▶ [GOAL OF THE EXERCISE]:
Extract every line from the records below that contains the word "біля".

▶ [RECORDS FOR THE EXERCISE]:
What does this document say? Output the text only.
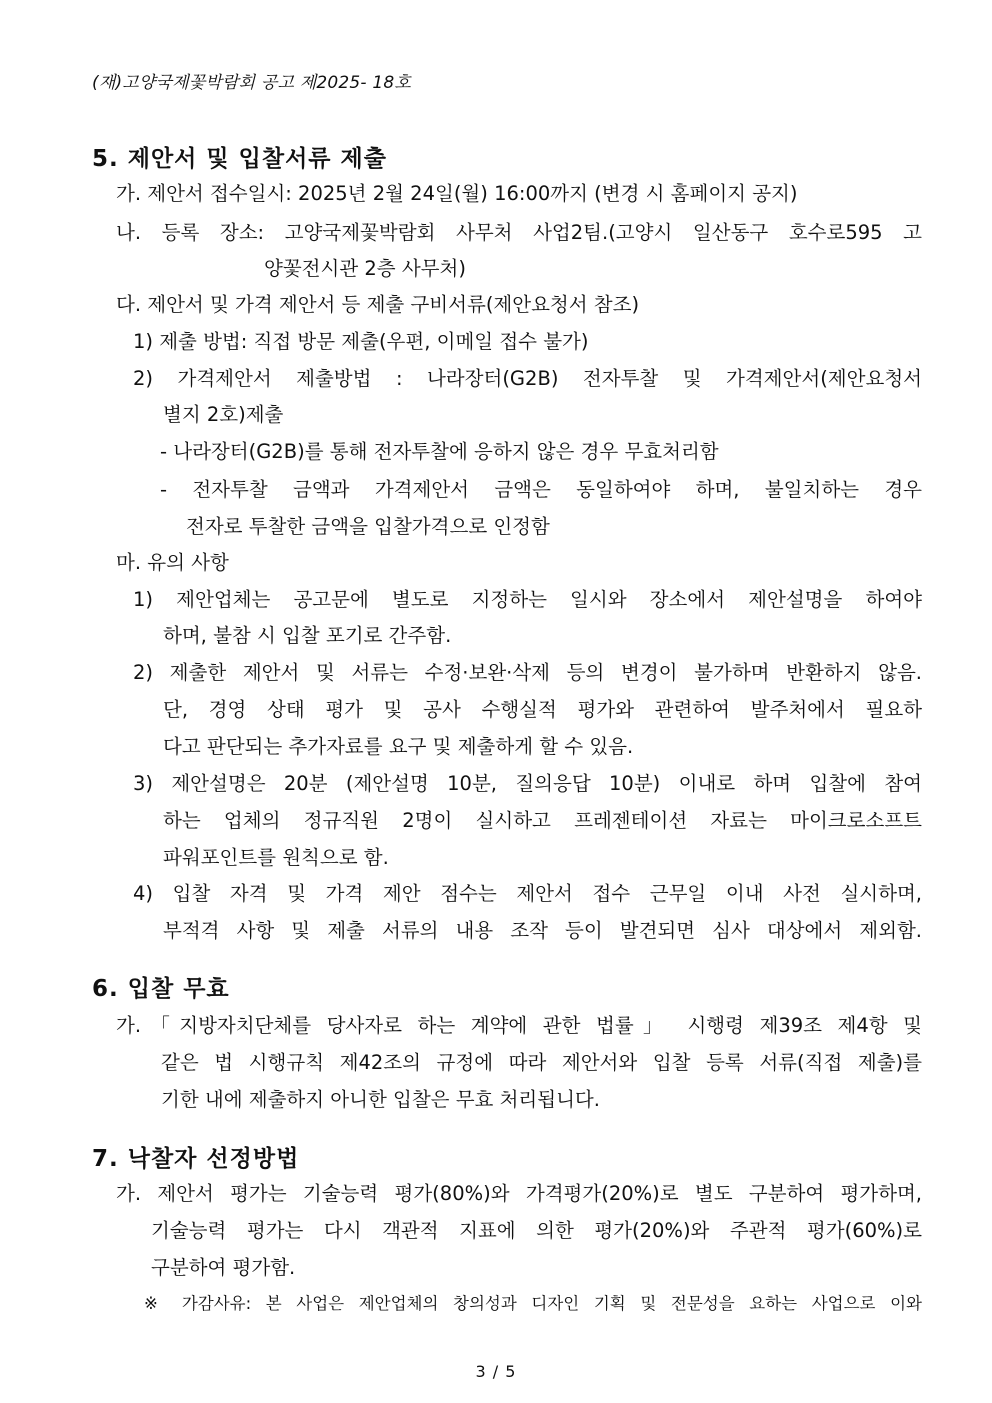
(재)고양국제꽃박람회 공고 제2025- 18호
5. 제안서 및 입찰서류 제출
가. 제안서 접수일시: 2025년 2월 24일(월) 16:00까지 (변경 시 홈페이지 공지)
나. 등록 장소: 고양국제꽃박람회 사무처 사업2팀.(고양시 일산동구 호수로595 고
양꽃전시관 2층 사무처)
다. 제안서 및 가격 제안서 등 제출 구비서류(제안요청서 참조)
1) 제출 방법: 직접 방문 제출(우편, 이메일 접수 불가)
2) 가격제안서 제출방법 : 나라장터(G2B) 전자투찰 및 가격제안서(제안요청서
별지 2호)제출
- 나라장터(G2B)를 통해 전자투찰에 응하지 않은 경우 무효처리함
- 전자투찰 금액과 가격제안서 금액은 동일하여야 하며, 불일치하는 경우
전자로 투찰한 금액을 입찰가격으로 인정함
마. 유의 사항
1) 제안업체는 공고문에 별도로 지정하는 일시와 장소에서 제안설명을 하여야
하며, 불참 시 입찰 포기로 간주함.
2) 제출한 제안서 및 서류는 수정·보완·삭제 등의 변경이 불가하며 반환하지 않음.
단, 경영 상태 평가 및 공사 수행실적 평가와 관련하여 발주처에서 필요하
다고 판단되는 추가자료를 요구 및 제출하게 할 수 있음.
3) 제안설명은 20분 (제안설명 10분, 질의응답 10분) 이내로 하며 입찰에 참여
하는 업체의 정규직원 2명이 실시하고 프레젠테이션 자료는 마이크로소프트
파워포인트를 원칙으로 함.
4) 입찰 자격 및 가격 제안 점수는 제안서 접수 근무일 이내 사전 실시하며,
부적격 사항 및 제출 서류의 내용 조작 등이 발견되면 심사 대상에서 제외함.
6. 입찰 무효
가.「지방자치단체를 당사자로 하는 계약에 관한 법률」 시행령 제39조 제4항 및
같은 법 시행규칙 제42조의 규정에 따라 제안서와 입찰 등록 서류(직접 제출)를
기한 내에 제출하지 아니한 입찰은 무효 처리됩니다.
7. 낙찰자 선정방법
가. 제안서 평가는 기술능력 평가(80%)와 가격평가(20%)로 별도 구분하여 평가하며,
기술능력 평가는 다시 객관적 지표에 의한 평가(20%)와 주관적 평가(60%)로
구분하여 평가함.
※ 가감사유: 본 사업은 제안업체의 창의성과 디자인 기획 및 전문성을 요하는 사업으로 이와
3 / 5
* * *
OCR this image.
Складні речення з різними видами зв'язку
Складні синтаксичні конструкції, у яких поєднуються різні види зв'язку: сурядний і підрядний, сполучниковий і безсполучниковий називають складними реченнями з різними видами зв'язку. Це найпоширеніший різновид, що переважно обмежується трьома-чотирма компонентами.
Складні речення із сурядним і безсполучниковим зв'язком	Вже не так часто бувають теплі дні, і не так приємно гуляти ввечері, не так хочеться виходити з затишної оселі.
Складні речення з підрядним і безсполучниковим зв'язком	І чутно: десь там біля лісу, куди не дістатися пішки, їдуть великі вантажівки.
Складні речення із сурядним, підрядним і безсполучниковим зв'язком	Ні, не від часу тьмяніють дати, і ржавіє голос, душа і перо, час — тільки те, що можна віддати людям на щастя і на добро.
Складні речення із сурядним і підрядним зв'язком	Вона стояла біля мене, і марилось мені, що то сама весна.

▶ [SOLUTION TO THE EXERCISE]:
Складні речення з підрядним і безсполучниковим зв'язком	І чутно: десь там біля лісу, куди не дістатися пішки, їдуть великі вантажівки.
Складні речення із сурядним і підрядним зв'язком	Вона стояла біля мене, і марилось мені, що то сама весна.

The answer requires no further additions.